§ **Task details**
Write out all the entries word for word, but skip any images.

[Entries from a dataset]
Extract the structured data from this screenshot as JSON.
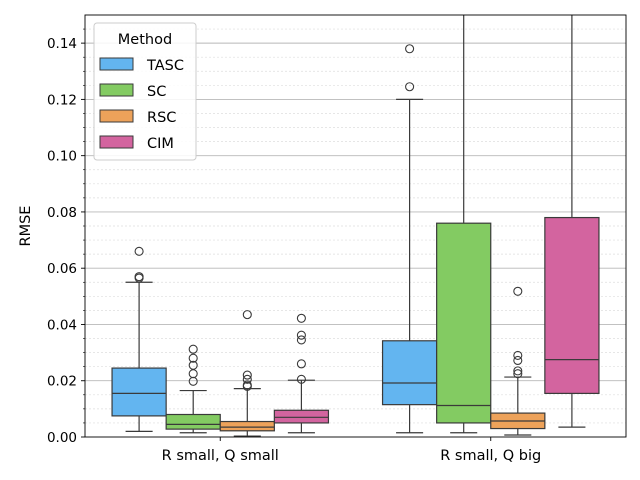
{
  "chart_data": {
    "type": "box",
    "title": "",
    "xlabel": "",
    "ylabel": "RMSE",
    "ylim": [
      0,
      0.15
    ],
    "yticks": [
      "0.00",
      "0.02",
      "0.04",
      "0.06",
      "0.08",
      "0.10",
      "0.12",
      "0.14"
    ],
    "categories": [
      "R small, Q small",
      "R small, Q big"
    ],
    "grid": "major and minor horizontal",
    "legend": {
      "title": "Method",
      "position": "top-left"
    },
    "series": [
      {
        "name": "TASC",
        "color": "#63b5f0",
        "boxes": [
          {
            "whislo": 0.002,
            "q1": 0.0075,
            "med": 0.0155,
            "q3": 0.0245,
            "whishi": 0.055,
            "fliers": [
              0.0565,
              0.057,
              0.066
            ]
          },
          {
            "whislo": 0.0015,
            "q1": 0.0115,
            "med": 0.0192,
            "q3": 0.0342,
            "whishi": 0.12,
            "fliers": [
              0.1245,
              0.138
            ]
          }
        ]
      },
      {
        "name": "SC",
        "color": "#83cb62",
        "boxes": [
          {
            "whislo": 0.0015,
            "q1": 0.0028,
            "med": 0.0045,
            "q3": 0.008,
            "whishi": 0.0165,
            "fliers": [
              0.0198,
              0.0225,
              0.0255,
              0.028,
              0.0312
            ]
          },
          {
            "whislo": 0.0015,
            "q1": 0.005,
            "med": 0.0112,
            "q3": 0.076,
            "whishi": 0.16,
            "fliers": []
          }
        ]
      },
      {
        "name": "RSC",
        "color": "#eda25a",
        "boxes": [
          {
            "whislo": 0.0003,
            "q1": 0.0022,
            "med": 0.0035,
            "q3": 0.0055,
            "whishi": 0.0172,
            "fliers": [
              0.018,
              0.0185,
              0.0205,
              0.022,
              0.0435
            ]
          },
          {
            "whislo": 0.0007,
            "q1": 0.003,
            "med": 0.0057,
            "q3": 0.0085,
            "whishi": 0.0213,
            "fliers": [
              0.0225,
              0.0235,
              0.0272,
              0.029,
              0.0518
            ]
          }
        ]
      },
      {
        "name": "CIM",
        "color": "#d3649f",
        "boxes": [
          {
            "whislo": 0.0015,
            "q1": 0.005,
            "med": 0.007,
            "q3": 0.0095,
            "whishi": 0.0202,
            "fliers": [
              0.0205,
              0.026,
              0.0345,
              0.0362,
              0.0422
            ]
          },
          {
            "whislo": 0.0035,
            "q1": 0.0155,
            "med": 0.0275,
            "q3": 0.078,
            "whishi": 0.16,
            "fliers": []
          }
        ]
      }
    ]
  }
}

§ **Task solution**
Extract the structured data from this screenshot as JSON.
{
  "chart_data": {
    "type": "box",
    "title": "",
    "xlabel": "",
    "ylabel": "RMSE",
    "ylim": [
      0,
      0.15
    ],
    "yticks": [
      "0.00",
      "0.02",
      "0.04",
      "0.06",
      "0.08",
      "0.10",
      "0.12",
      "0.14"
    ],
    "categories": [
      "R small, Q small",
      "R small, Q big"
    ],
    "grid": "major and minor horizontal",
    "legend": {
      "title": "Method",
      "position": "top-left"
    },
    "series": [
      {
        "name": "TASC",
        "color": "#63b5f0",
        "boxes": [
          {
            "whislo": 0.002,
            "q1": 0.0075,
            "med": 0.0155,
            "q3": 0.0245,
            "whishi": 0.055,
            "fliers": [
              0.0565,
              0.057,
              0.066
            ]
          },
          {
            "whislo": 0.0015,
            "q1": 0.0115,
            "med": 0.0192,
            "q3": 0.0342,
            "whishi": 0.12,
            "fliers": [
              0.1245,
              0.138
            ]
          }
        ]
      },
      {
        "name": "SC",
        "color": "#83cb62",
        "boxes": [
          {
            "whislo": 0.0015,
            "q1": 0.0028,
            "med": 0.0045,
            "q3": 0.008,
            "whishi": 0.0165,
            "fliers": [
              0.0198,
              0.0225,
              0.0255,
              0.028,
              0.0312
            ]
          },
          {
            "whislo": 0.0015,
            "q1": 0.005,
            "med": 0.0112,
            "q3": 0.076,
            "whishi": 0.16,
            "fliers": []
          }
        ]
      },
      {
        "name": "RSC",
        "color": "#eda25a",
        "boxes": [
          {
            "whislo": 0.0003,
            "q1": 0.0022,
            "med": 0.0035,
            "q3": 0.0055,
            "whishi": 0.0172,
            "fliers": [
              0.018,
              0.0185,
              0.0205,
              0.022,
              0.0435
            ]
          },
          {
            "whislo": 0.0007,
            "q1": 0.003,
            "med": 0.0057,
            "q3": 0.0085,
            "whishi": 0.0213,
            "fliers": [
              0.0225,
              0.0235,
              0.0272,
              0.029,
              0.0518
            ]
          }
        ]
      },
      {
        "name": "CIM",
        "color": "#d3649f",
        "boxes": [
          {
            "whislo": 0.0015,
            "q1": 0.005,
            "med": 0.007,
            "q3": 0.0095,
            "whishi": 0.0202,
            "fliers": [
              0.0205,
              0.026,
              0.0345,
              0.0362,
              0.0422
            ]
          },
          {
            "whislo": 0.0035,
            "q1": 0.0155,
            "med": 0.0275,
            "q3": 0.078,
            "whishi": 0.16,
            "fliers": []
          }
        ]
      }
    ]
  }
}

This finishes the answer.